> **GIVEN TASK**
Pull out every line with the word "Pactus" from the entries below.

════

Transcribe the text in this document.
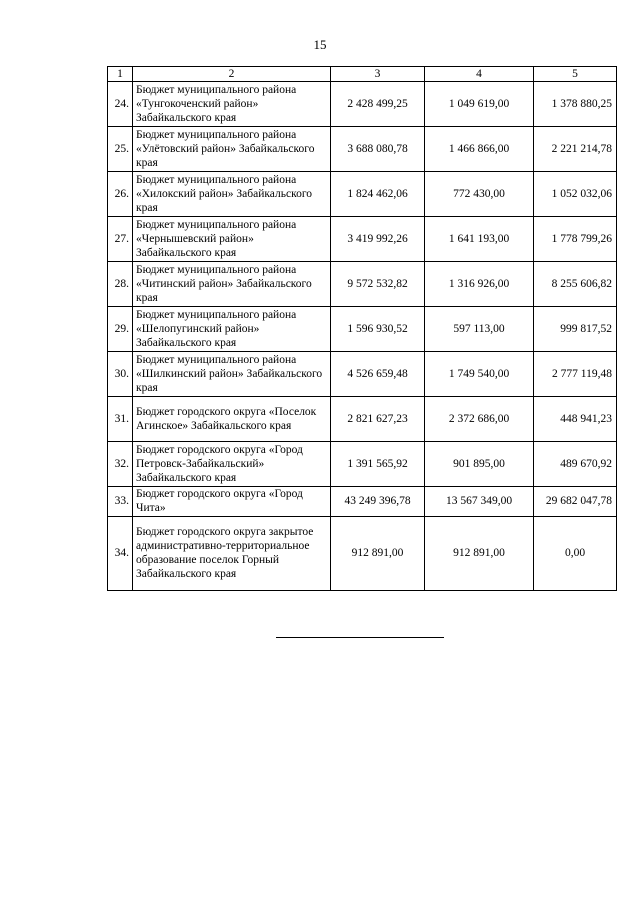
15
1	2	3	4	5
24.	Бюджет муниципального района «Тунгокоченский район» Забайкальского края	2 428 499,25	1 049 619,00	1 378 880,25
25.	Бюджет муниципального района «Улётовский район» Забайкальского края	3 688 080,78	1 466 866,00	2 221 214,78
26.	Бюджет муниципального района «Хилокский район» Забайкальского края	1 824 462,06	772 430,00	1 052 032,06
27.	Бюджет муниципального района «Чернышевский район» Забайкальского края	3 419 992,26	1 641 193,00	1 778 799,26
28.	Бюджет муниципального района «Читинский район» Забайкальского края	9 572 532,82	1 316 926,00	8 255 606,82
29.	Бюджет муниципального района «Шелопугинский район» Забайкальского края	1 596 930,52	597 113,00	999 817,52
30.	Бюджет муниципального района «Шилкинский район» Забайкальского края	4 526 659,48	1 749 540,00	2 777 119,48
31.	Бюджет городского округа «Поселок Агинское» Забайкальского края	2 821 627,23	2 372 686,00	448 941,23
32.	Бюджет городского округа «Город Петровск-Забайкальский» Забайкальского края	1 391 565,92	901 895,00	489 670,92
33.	Бюджет городского округа «Город Чита»	43 249 396,78	13 567 349,00	29 682 047,78
34.	Бюджет городского округа закрытое административно-территориальное образование поселок Горный Забайкальского края	912 891,00	912 891,00	0,00
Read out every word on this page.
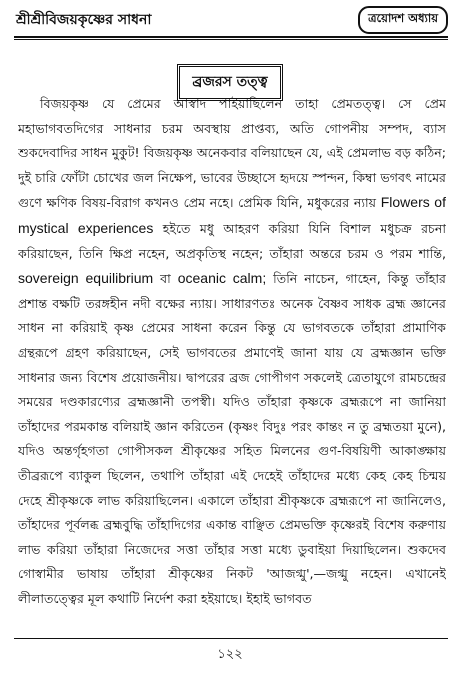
শ্রীশ্রীবিজয়কৃষ্ণের সাধনা	ত্রয়োদশ অধ্যায়
ব্রজরস তত্ত্ব

বিজয়কৃষ্ণ যে প্রেমের আস্বাদ পাইয়াছিলেন তাহা প্রেমতত্ত্ব। সে প্রেম মহাভাগবতদিগের সাধনার চরম অবস্থায় প্রাপ্তব্য, অতি গোপনীয় সম্পদ, ব্যাস শুকদেবাদির সাধন মুকুট! বিজয়কৃষ্ণ অনেকবার বলিয়াছেন যে, এই প্রেমলাভ বড় কঠিন; দুই চারি ফোঁটা চোখের জল নিক্ষেপ, ভাবের উচ্ছাসে হৃদয়ে স্পন্দন, কিম্বা ভগবৎ নামের গুণে ক্ষণিক বিষয়-বিরাগ কখনও প্রেম নহে। প্রেমিক যিনি, মধুকরের ন্যায় Flowers of mystical experiences হইতে মধু আহরণ করিয়া যিনি বিশাল মধুচক্র রচনা করিয়াছেন, তিনি ক্ষিপ্র নহেন, অপ্রকৃতিস্থ নহেন; তাঁহারা অন্তরে চরম ও পরম শান্তি, sovereign equilibrium বা oceanic calm; তিনি নাচেন, গাহেন, কিন্তু তাঁহার প্রশান্ত বক্ষটি তরঙ্গহীন নদী বক্ষের ন্যায়। সাধারণতঃ অনেক বৈষ্ণব সাধক ব্রহ্ম জ্ঞানের সাধন না করিয়াই কৃষ্ণ প্রেমের সাধনা করেন কিন্তু যে ভাগবতকে তাঁহারা প্রামাণিক গ্রন্থরূপে গ্রহণ করিয়াছেন, সেই ভাগবতের প্রমাণেই জানা যায় যে ব্রহ্মজ্ঞান ভক্তি সাধনার জন্য বিশেষ প্রয়োজনীয়। দ্বাপরের ব্রজ গোপীগণ সকলেই ত্রেতাযুগে রামচন্দ্রের সময়ের দণ্ডকারণ্যের ব্রহ্মজ্ঞানী তপস্বী। যদিও তাঁহারা কৃষ্ণকে ব্রহ্মরূপে না জানিয়া তাঁহাদের পরমকান্ত বলিয়াই জ্ঞান করিতেন (কৃষ্ণং বিদুঃ পরং কান্তং ন তু ব্রহ্মতয়া মুনে), যদিও অন্তর্গৃহগতা গোপীসকল শ্রীকৃষ্ণের সহিত মিলনের গুণ-বিষয়িণী আকাঙ্ক্ষায় তীব্ররূপে ব্যাকুল ছিলেন, তথাপি তাঁহারা এই দেহেই তাঁহাদের মধ্যে কেহ কেহ চিন্ময় দেহে শ্রীকৃষ্ণকে লাভ করিয়াছিলেন। একালে তাঁহারা শ্রীকৃষ্ণকে ব্রহ্মরূপে না জানিলেও, তাঁহাদের পূর্বলব্ধ ব্রহ্মবুদ্ধি তাঁহাদিগের একান্ত বাঞ্ছিত প্রেমভক্তি কৃষ্ণেরই বিশেষ করুণায় লাভ করিয়া তাঁহারা নিজেদের সত্তা তাঁহার সত্তা মধ্যে ডুবাইয়া দিয়াছিলেন। শুকদেব গোস্বামীর ভাষায় তাঁহারা শ্রীকৃষ্ণের নিকট 'আজগ্মু',—জগ্মু নহেন। এখানেই লীলাতত্ত্বের মূল কথাটি নির্দেশ করা হইয়াছে। ইহাই ভাগবত

১২২
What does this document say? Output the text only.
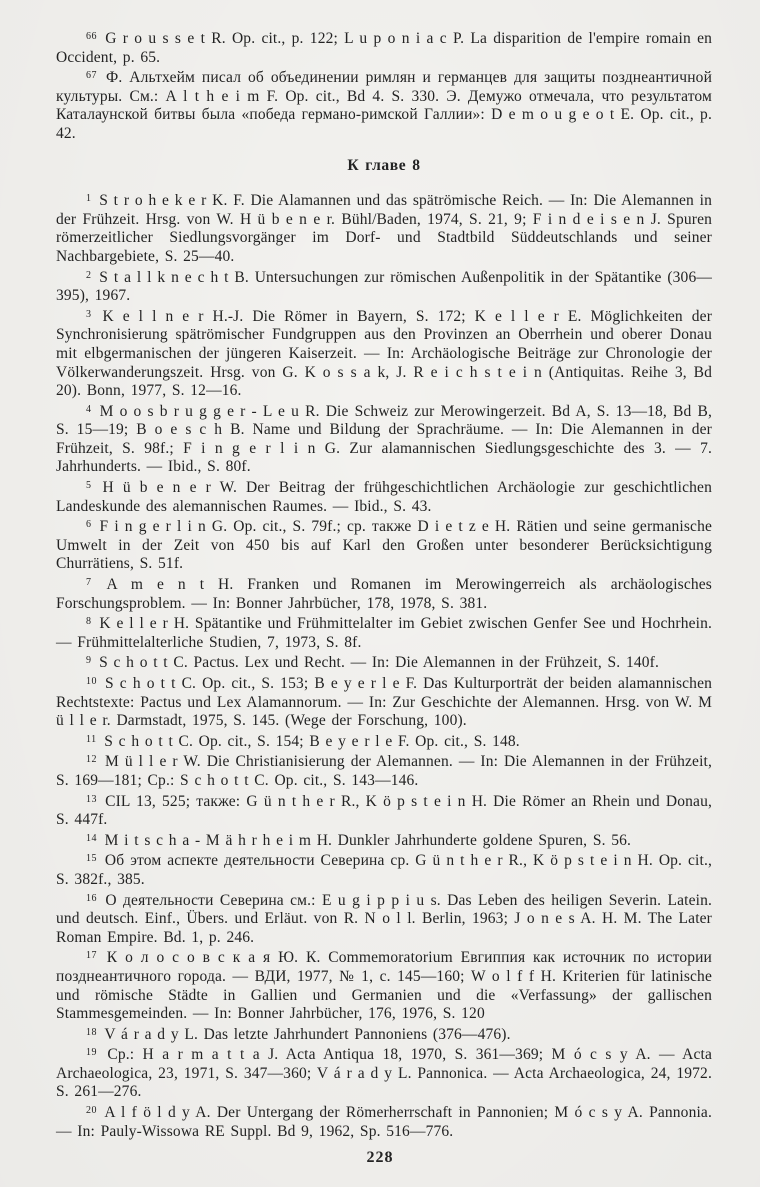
$^{66}$ G r o u s s e t R. Op. cit., p. 122; L u p o n i a c P. La disparition de l'empire romain en Occident, p. 65.

$^{67}$ Ф. Альтхейм писал об объединении римлян и германцев для защиты позднеантичной культуры. См.: A l t h e i m F. Op. cit., Bd 4. S. 330. Э. Демужо отмечала, что результатом Каталаунской битвы была «победа германо-римской Галлии»: D e m o u g e o t E. Op. cit., p. 42.

К главе 8

$^1$ S t r o h e k e r K. F. Die Alamannen und das spätrömische Reich. — In: Die Alemannen in der Frühzeit. Hrsg. von W. H ü b e n e r. Bühl/Baden, 1974, S. 21, 9; F i n d e i s e n J. Spuren römerzeitlicher Siedlungsvorgänger im Dorf- und Stadtbild Süddeutschlands und seiner Nachbargebiete, S. 25—40.

$^2$ S t a l l k n e c h t B. Untersuchungen zur römischen Außenpolitik in der Spätantike (306—395), 1967.

$^3$ K e l l n e r H.-J. Die Römer in Bayern, S. 172; K e l l e r E. Möglichkeiten der Synchronisierung spätrömischer Fundgruppen aus den Provinzen an Oberrhein und oberer Donau mit elbgermanischen der jüngeren Kaiserzeit. — In: Archäologische Beiträge zur Chronologie der Völkerwanderungszeit. Hrsg. von G. K o s s a k, J. R e i c h s t e i n (Antiquitas. Reihe 3, Bd 20). Bonn, 1977, S. 12—16.

$^4$ M o o s b r u g g e r - L e u R. Die Schweiz zur Merowingerzeit. Bd A, S. 13—18, Bd B, S. 15—19; B o e s c h B. Name und Bildung der Sprachräume. — In: Die Alemannen in der Frühzeit, S. 98f.; F i n g e r l i n G. Zur alamannischen Siedlungsgeschichte des 3. — 7. Jahrhunderts. — Ibid., S. 80f.

$^5$ H ü b e n e r W. Der Beitrag der frühgeschichtlichen Archäologie zur geschichtlichen Landeskunde des alemannischen Raumes. — Ibid., S. 43.

$^6$ F i n g e r l i n G. Op. cit., S. 79f.; ср. также D i e t z e H. Rätien und seine germanische Umwelt in der Zeit von 450 bis auf Karl den Großen unter besonderer Berücksichtigung Churrätiens, S. 51f.

$^7$ A m e n t H. Franken und Romanen im Merowingerreich als archäologisches Forschungsproblem. — In: Bonner Jahrbücher, 178, 1978, S. 381.

$^8$ K e l l e r H. Spätantike und Frühmittelalter im Gebiet zwischen Genfer See und Hochrhein. — Frühmittelalterliche Studien, 7, 1973, S. 8f.

$^9$ S c h o t t C. Pactus. Lex und Recht. — In: Die Alemannen in der Frühzeit, S. 140f.

$^{10}$ S c h o t t C. Op. cit., S. 153; B e y e r l e F. Das Kulturporträt der beiden alamannischen Rechtstexte: Pactus und Lex Alamannorum. — In: Zur Geschichte der Alemannen. Hrsg. von W. M ü l l e r. Darmstadt, 1975, S. 145. (Wege der Forschung, 100).

$^{11}$ S c h o t t C. Op. cit., S. 154; B e y e r l e F. Op. cit., S. 148.

$^{12}$ M ü l l e r W. Die Christianisierung der Alemannen. — In: Die Alemannen in der Frühzeit, S. 169—181; Ср.: S c h o t t C. Op. cit., S. 143—146.

$^{13}$ CIL 13, 525; также: G ü n t h e r R., K ö p s t e i n H. Die Römer an Rhein und Donau, S. 447f.

$^{14}$ M i t s c h a - M ä h r h e i m H. Dunkler Jahrhunderte goldene Spuren, S. 56.

$^{15}$ Об этом аспекте деятельности Северина ср. G ü n t h e r R., K ö p s t e i n H. Op. cit., S. 382f., 385.

$^{16}$ О деятельности Северина см.: E u g i p p i u s. Das Leben des heiligen Severin. Latein. und deutsch. Einf., Übers. und Erläut. von R. N o l l. Berlin, 1963; J o n e s A. H. M. The Later Roman Empire. Bd. 1, p. 246.

$^{17}$ К о л о с о в с к а я Ю. К. Commemoratorium Евгиппия как источник по истории позднеантичного города. — ВДИ, 1977, № 1, с. 145—160; W o l f f H. Kriterien für latinische und römische Städte in Gallien und Germanien und die «Verfassung» der gallischen Stammesgemeinden. — In: Bonner Jahrbücher, 176, 1976, S. 120

$^{18}$ V á r a d y L. Das letzte Jahrhundert Pannoniens (376—476).

$^{19}$ Ср.: H a r m a t t a J. Acta Antiqua 18, 1970, S. 361—369; M ó c s y A. — Acta Archaeologica, 23, 1971, S. 347—360; V á r a d y L. Pannonica. — Acta Archaeologica, 24, 1972. S. 261—276.

$^{20}$ A l f ö l d y A. Der Untergang der Römerherrschaft in Pannonien; M ó c s y A. Pannonia. — In: Pauly-Wissowa RE Suppl. Bd 9, 1962, Sp. 516—776.

228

════

> **EXERCISE SOLUTION**
$^9$ S c h o t t C. Pactus. Lex und Recht. — In: Die Alemannen in der Frühzeit, S. 140f.
$^{10}$ S c h o t t C. Op. cit., S. 153; B e y e r l e F. Das Kulturporträt der beiden alamannischen Rechtstexte: Pactus und Lex Alamannorum. — In: Zur Geschichte der Alemannen. Hrsg. von W. M ü l l e r. Darmstadt, 1975, S. 145. (Wege der Forschung, 100).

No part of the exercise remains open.